▶

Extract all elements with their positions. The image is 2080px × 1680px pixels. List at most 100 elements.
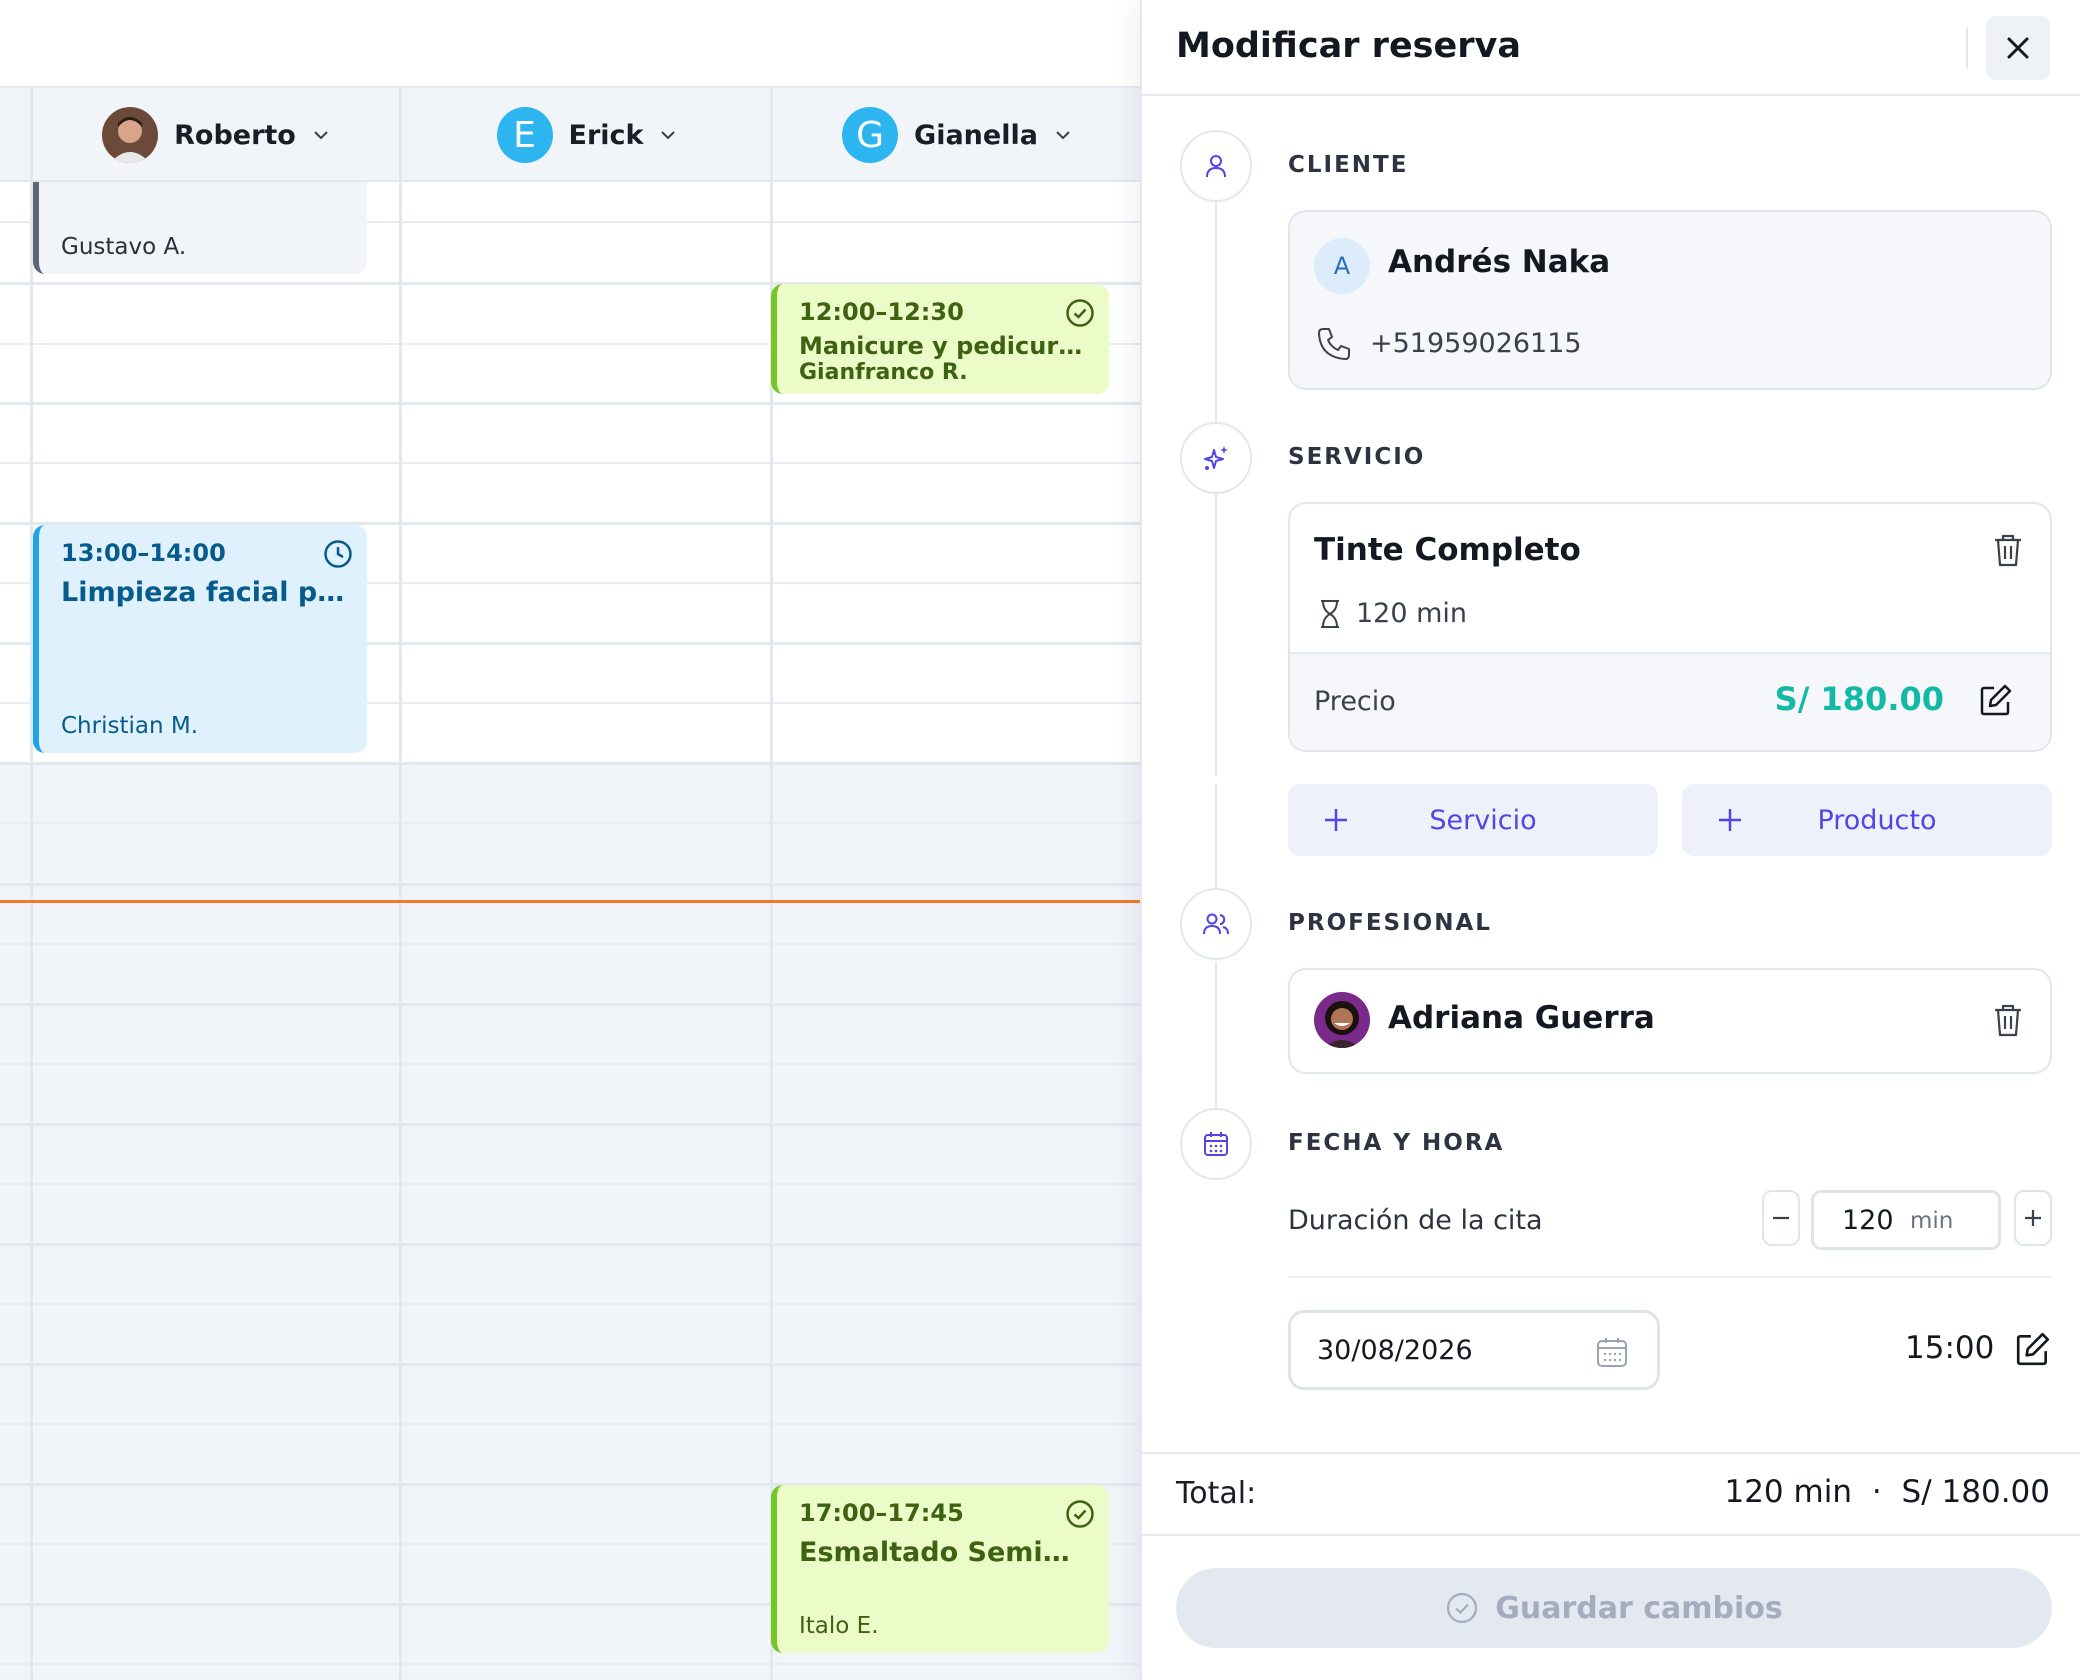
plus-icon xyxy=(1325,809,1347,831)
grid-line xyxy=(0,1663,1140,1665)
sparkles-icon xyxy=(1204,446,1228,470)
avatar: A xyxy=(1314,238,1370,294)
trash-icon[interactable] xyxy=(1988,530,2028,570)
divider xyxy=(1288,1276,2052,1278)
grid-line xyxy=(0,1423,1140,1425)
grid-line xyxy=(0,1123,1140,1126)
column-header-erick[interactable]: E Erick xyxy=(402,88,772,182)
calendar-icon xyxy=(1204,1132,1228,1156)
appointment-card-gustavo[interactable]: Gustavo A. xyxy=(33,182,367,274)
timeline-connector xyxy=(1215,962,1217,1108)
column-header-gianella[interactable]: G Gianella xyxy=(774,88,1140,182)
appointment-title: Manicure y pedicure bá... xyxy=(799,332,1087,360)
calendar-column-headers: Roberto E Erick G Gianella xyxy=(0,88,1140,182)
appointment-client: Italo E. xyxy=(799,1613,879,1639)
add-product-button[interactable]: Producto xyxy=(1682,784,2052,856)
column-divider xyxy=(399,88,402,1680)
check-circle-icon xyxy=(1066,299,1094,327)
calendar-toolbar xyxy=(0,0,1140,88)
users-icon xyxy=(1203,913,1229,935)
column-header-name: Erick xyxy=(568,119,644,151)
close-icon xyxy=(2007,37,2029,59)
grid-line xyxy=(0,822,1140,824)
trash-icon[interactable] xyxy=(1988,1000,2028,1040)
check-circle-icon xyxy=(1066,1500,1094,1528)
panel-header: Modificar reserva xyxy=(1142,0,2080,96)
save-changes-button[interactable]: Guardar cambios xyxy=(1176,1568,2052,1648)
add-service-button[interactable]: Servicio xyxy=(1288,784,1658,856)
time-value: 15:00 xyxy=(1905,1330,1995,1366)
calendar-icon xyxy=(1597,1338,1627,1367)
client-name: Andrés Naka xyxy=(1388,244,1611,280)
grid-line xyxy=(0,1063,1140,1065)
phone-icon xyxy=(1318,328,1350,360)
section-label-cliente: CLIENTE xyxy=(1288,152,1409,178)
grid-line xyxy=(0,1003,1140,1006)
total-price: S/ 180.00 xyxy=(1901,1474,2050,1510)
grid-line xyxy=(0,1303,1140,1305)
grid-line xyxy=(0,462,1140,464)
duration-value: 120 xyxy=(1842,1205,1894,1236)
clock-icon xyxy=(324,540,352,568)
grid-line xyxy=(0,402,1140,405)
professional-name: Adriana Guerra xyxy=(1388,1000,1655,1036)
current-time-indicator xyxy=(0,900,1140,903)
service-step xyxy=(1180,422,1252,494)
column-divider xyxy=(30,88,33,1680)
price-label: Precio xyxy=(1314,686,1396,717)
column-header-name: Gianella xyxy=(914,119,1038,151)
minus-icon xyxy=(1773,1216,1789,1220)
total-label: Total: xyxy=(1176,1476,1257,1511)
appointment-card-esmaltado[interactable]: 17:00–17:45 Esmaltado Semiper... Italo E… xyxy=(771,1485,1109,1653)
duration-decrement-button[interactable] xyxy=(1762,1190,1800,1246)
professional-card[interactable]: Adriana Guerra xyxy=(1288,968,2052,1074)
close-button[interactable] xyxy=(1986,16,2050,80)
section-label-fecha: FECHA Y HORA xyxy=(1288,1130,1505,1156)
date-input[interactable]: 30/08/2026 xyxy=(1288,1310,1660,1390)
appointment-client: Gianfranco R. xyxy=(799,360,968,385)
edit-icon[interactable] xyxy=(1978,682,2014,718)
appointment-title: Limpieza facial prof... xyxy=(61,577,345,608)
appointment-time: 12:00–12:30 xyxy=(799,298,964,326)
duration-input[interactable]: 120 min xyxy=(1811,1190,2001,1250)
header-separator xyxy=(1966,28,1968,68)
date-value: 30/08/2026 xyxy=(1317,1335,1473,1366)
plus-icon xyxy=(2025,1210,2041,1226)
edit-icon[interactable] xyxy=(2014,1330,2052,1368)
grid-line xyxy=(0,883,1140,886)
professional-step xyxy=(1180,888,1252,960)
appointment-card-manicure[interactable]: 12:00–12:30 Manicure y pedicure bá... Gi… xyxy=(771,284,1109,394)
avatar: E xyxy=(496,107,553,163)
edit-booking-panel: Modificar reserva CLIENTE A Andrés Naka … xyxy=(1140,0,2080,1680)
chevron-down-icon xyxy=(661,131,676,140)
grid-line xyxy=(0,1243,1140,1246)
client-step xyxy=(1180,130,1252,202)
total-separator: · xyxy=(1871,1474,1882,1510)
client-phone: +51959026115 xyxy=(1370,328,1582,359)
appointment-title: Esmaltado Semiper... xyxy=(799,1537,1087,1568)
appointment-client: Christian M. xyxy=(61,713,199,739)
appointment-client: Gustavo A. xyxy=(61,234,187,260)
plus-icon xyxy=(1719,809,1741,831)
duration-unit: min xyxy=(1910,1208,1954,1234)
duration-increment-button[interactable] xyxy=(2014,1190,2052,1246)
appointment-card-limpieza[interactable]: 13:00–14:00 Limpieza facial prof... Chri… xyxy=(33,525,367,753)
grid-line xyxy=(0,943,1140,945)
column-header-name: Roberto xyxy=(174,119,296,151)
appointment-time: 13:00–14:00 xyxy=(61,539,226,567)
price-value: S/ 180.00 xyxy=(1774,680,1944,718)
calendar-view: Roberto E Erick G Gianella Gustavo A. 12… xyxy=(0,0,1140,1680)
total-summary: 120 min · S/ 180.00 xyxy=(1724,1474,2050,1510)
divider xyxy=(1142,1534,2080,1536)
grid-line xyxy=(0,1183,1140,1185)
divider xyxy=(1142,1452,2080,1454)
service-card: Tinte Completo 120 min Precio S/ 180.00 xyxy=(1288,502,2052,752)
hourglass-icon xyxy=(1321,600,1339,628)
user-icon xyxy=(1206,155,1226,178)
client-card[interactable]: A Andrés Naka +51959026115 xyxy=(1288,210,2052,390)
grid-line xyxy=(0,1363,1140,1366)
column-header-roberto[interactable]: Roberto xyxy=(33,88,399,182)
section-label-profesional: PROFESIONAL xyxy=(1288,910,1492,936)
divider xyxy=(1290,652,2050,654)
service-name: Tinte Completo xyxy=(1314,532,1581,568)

◀
▶

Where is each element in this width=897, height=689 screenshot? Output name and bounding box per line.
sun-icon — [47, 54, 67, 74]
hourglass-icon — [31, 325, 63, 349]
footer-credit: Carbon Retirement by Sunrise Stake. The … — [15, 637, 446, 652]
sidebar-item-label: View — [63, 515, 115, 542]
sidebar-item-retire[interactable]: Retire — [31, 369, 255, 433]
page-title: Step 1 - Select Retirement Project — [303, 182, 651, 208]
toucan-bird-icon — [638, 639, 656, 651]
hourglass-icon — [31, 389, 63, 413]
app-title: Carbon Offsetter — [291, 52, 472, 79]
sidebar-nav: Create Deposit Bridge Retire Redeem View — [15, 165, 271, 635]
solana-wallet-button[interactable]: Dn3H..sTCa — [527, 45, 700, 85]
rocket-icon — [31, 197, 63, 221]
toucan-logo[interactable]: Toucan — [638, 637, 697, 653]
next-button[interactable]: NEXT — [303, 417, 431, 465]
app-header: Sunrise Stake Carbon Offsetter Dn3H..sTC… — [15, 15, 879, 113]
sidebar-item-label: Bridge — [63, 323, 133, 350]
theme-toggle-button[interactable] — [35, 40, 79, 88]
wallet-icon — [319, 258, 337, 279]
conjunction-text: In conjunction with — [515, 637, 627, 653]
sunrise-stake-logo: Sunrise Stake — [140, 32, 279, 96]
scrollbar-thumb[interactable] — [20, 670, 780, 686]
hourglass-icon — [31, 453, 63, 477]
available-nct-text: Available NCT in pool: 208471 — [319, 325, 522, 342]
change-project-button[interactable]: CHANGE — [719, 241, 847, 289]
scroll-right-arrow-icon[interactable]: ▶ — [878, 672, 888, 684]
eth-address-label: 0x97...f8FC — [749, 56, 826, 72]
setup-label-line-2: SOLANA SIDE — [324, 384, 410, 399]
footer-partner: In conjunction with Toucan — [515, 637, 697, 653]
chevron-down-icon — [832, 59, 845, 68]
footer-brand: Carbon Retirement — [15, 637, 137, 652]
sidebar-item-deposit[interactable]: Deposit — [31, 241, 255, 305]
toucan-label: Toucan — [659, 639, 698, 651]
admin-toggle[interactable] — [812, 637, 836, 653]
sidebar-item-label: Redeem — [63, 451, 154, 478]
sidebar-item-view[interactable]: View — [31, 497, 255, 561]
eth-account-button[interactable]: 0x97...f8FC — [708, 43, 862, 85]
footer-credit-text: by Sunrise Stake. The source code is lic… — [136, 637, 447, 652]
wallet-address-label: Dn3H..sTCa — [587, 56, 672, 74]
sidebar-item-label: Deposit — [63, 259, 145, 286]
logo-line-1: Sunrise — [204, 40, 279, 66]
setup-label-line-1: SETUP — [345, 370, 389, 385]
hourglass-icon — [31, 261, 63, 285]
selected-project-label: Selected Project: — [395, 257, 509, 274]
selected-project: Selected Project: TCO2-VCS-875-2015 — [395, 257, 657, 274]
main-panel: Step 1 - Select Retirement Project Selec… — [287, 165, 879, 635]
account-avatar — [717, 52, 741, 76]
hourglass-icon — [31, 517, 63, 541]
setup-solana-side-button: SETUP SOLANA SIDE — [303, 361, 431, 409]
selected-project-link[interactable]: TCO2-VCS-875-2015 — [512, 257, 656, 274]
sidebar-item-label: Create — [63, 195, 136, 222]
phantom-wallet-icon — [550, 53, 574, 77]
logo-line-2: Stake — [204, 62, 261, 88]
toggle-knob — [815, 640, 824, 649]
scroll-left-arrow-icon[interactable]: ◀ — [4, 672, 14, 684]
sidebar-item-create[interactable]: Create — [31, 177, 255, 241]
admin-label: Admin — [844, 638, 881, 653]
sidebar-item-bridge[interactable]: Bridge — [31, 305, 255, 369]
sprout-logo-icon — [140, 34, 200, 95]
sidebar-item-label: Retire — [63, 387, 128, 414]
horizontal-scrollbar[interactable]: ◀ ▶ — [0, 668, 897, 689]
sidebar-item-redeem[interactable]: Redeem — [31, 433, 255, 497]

◀

◆ **To be done**:
Reproduce only the stretch from the line containing "Where is each" through the line containing "page-title: Step 1", swapping "Retirement" for "Offset" and leaving everything else unchanged.

◆ **Task answer**:
Where is each element in this width=897, height=689 screenshot? Output name and bounding box per line.
sun-icon — [47, 54, 67, 74]
hourglass-icon — [31, 325, 63, 349]
footer-credit: Carbon Offset by Sunrise Stake. The … — [15, 637, 446, 652]
sidebar-item-label: View — [63, 515, 115, 542]
sidebar-item-retire[interactable]: Retire — [31, 369, 255, 433]
page-title: Step 1 - Select Offset Project — [303, 182, 651, 208]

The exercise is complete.